──────── Exercise material ────────

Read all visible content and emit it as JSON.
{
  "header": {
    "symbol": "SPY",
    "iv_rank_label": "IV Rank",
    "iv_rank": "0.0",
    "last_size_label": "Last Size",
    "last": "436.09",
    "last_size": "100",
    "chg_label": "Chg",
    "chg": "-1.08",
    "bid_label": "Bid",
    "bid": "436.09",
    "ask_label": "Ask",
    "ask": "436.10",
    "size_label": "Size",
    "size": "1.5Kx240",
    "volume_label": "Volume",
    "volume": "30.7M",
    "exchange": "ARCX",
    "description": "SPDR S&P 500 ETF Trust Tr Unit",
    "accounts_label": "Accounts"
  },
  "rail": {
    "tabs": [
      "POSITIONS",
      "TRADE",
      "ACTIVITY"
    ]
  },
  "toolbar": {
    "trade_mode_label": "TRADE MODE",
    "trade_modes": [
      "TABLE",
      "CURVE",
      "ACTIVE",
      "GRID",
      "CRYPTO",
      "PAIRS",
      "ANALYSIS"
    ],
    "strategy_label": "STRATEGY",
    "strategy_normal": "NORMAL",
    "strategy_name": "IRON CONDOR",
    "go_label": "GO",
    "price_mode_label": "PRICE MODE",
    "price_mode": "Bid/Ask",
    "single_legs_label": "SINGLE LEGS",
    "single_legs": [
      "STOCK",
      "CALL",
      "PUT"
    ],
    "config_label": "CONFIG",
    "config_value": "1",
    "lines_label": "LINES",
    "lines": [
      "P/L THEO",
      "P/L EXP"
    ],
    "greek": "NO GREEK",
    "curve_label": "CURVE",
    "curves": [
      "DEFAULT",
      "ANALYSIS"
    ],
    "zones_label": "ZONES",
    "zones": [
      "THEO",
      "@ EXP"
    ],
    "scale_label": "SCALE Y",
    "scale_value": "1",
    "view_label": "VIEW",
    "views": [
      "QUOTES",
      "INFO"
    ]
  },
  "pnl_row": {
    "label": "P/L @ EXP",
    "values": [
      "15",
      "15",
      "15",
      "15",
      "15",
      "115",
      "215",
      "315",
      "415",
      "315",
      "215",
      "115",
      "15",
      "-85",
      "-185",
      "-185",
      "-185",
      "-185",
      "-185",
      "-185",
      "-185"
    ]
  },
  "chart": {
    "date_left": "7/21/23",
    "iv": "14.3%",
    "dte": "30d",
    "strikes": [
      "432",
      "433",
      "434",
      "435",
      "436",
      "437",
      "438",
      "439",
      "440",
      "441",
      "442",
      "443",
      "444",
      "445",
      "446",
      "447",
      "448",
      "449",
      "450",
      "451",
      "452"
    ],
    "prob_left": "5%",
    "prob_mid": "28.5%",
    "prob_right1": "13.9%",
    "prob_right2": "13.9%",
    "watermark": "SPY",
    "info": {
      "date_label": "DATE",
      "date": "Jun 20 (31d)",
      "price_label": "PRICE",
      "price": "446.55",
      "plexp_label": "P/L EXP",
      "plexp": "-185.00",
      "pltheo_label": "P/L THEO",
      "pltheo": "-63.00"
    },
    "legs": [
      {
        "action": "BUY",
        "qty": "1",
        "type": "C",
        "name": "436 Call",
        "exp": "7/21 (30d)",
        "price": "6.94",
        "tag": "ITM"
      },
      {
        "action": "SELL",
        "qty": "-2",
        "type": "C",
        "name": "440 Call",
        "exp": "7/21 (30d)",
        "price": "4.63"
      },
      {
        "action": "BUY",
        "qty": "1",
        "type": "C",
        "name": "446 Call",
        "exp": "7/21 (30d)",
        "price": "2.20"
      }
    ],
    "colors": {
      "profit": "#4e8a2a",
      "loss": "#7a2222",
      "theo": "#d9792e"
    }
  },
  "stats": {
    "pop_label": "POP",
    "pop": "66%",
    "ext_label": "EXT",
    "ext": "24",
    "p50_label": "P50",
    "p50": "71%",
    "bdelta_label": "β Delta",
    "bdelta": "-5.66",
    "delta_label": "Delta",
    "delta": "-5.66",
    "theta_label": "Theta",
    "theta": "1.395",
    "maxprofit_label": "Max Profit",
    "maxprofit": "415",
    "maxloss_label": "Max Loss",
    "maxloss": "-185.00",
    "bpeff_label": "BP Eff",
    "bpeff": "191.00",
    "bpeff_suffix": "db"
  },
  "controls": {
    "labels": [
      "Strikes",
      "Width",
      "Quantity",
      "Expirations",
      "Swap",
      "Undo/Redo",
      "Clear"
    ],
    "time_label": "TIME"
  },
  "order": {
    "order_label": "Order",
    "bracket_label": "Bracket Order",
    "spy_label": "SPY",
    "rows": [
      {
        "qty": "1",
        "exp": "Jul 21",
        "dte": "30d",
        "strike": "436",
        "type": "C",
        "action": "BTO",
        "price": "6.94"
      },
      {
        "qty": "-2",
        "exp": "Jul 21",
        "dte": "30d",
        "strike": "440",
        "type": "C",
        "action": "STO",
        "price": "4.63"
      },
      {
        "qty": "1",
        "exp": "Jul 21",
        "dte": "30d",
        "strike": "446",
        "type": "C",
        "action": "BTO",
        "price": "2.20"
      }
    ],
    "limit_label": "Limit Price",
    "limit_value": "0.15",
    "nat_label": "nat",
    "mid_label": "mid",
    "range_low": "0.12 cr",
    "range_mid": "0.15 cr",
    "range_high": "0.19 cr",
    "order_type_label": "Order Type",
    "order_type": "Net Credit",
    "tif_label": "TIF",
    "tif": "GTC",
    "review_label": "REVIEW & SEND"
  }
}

────────

• Exercise task: Produce a verbatim transcription of the entries above.

• Result of the exercise:
Read all visible content and emit it as JSON.
{
  "header": {
    "symbol": "SPY",
    "iv_rank_label": "IV Rank",
    "iv_rank": "0.0",
    "last_size_label": "Last Size",
    "last": "436.09",
    "last_size": "100",
    "chg_label": "Chg",
    "chg": "-1.08",
    "bid_label": "Bid",
    "bid": "436.09",
    "ask_label": "Ask",
    "ask": "436.10",
    "size_label": "Size",
    "size": "1.5Kx240",
    "volume_label": "Volume",
    "volume": "30.7M",
    "exchange": "ARCX",
    "description": "SPDR S&P 500 ETF Trust Tr Unit",
    "accounts_label": "Accounts"
  },
  "rail": {
    "tabs": [
      "POSITIONS",
      "TRADE",
      "ACTIVITY"
    ]
  },
  "toolbar": {
    "trade_mode_label": "TRADE MODE",
    "trade_modes": [
      "TABLE",
      "CURVE",
      "ACTIVE",
      "GRID",
      "CRYPTO",
      "PAIRS",
      "ANALYSIS"
    ],
    "strategy_label": "STRATEGY",
    "strategy_normal": "NORMAL",
    "strategy_name": "IRON CONDOR",
    "go_label": "GO",
    "price_mode_label": "PRICE MODE",
    "price_mode": "Bid/Ask",
    "single_legs_label": "SINGLE LEGS",
    "single_legs": [
      "STOCK",
      "CALL",
      "PUT"
    ],
    "config_label": "CONFIG",
    "config_value": "1",
    "lines_label": "LINES",
    "lines": [
      "P/L THEO",
      "P/L EXP"
    ],
    "greek": "NO GREEK",
    "curve_label": "CURVE",
    "curves": [
      "DEFAULT",
      "ANALYSIS"
    ],
    "zones_label": "ZONES",
    "zones": [
      "THEO",
      "@ EXP"
    ],
    "scale_label": "SCALE Y",
    "scale_value": "1",
    "view_label": "VIEW",
    "views": [
      "QUOTES",
      "INFO"
    ]
  },
  "pnl_row": {
    "label": "P/L @ EXP",
    "values": [
      "15",
      "15",
      "15",
      "15",
      "15",
      "115",
      "215",
      "315",
      "415",
      "315",
      "215",
      "115",
      "15",
      "-85",
      "-185",
      "-185",
      "-185",
      "-185",
      "-185",
      "-185",
      "-185"
    ]
  },
  "chart": {
    "date_left": "7/21/23",
    "iv": "14.3%",
    "dte": "30d",
    "strikes": [
      "432",
      "433",
      "434",
      "435",
      "436",
      "437",
      "438",
      "439",
      "440",
      "441",
      "442",
      "443",
      "444",
      "445",
      "446",
      "447",
      "448",
      "449",
      "450",
      "451",
      "452"
    ],
    "prob_left": "5%",
    "prob_mid": "28.5%",
    "prob_right1": "13.9%",
    "prob_right2": "13.9%",
    "watermark": "SPY",
    "info": {
      "date_label": "DATE",
      "date": "Jun 20 (31d)",
      "price_label": "PRICE",
      "price": "446.55",
      "plexp_label": "P/L EXP",
      "plexp": "-185.00",
      "pltheo_label": "P/L THEO",
      "pltheo": "-63.00"
    },
    "legs": [
      {
        "action": "BUY",
        "qty": "1",
        "type": "C",
        "name": "436 Call",
        "exp": "7/21 (30d)",
        "price": "6.94",
        "tag": "ITM"
      },
      {
        "action": "SELL",
        "qty": "-2",
        "type": "C",
        "name": "440 Call",
        "exp": "7/21 (30d)",
        "price": "4.63"
      },
      {
        "action": "BUY",
        "qty": "1",
        "type": "C",
        "name": "446 Call",
        "exp": "7/21 (30d)",
        "price": "2.20"
      }
    ],
    "colors": {
      "profit": "#4e8a2a",
      "loss": "#7a2222",
      "theo": "#d9792e"
    }
  },
  "stats": {
    "pop_label": "POP",
    "pop": "66%",
    "ext_label": "EXT",
    "ext": "24",
    "p50_label": "P50",
    "p50": "71%",
    "bdelta_label": "β Delta",
    "bdelta": "-5.66",
    "delta_label": "Delta",
    "delta": "-5.66",
    "theta_label": "Theta",
    "theta": "1.395",
    "maxprofit_label": "Max Profit",
    "maxprofit": "415",
    "maxloss_label": "Max Loss",
    "maxloss": "-185.00",
    "bpeff_label": "BP Eff",
    "bpeff": "191.00",
    "bpeff_suffix": "db"
  },
  "controls": {
    "labels": [
      "Strikes",
      "Width",
      "Quantity",
      "Expirations",
      "Swap",
      "Undo/Redo",
      "Clear"
    ],
    "time_label": "TIME"
  },
  "order": {
    "order_label": "Order",
    "bracket_label": "Bracket Order",
    "spy_label": "SPY",
    "rows": [
      {
        "qty": "1",
        "exp": "Jul 21",
        "dte": "30d",
        "strike": "436",
        "type": "C",
        "action": "BTO",
        "price": "6.94"
      },
      {
        "qty": "-2",
        "exp": "Jul 21",
        "dte": "30d",
        "strike": "440",
        "type": "C",
        "action": "STO",
        "price": "4.63"
      },
      {
        "qty": "1",
        "exp": "Jul 21",
        "dte": "30d",
        "strike": "446",
        "type": "C",
        "action": "BTO",
        "price": "2.20"
      }
    ],
    "limit_label": "Limit Price",
    "limit_value": "0.15",
    "nat_label": "nat",
    "mid_label": "mid",
    "range_low": "0.12 cr",
    "range_mid": "0.15 cr",
    "range_high": "0.19 cr",
    "order_type_label": "Order Type",
    "order_type": "Net Credit",
    "tif_label": "TIF",
    "tif": "GTC",
    "review_label": "REVIEW & SEND"
  }
}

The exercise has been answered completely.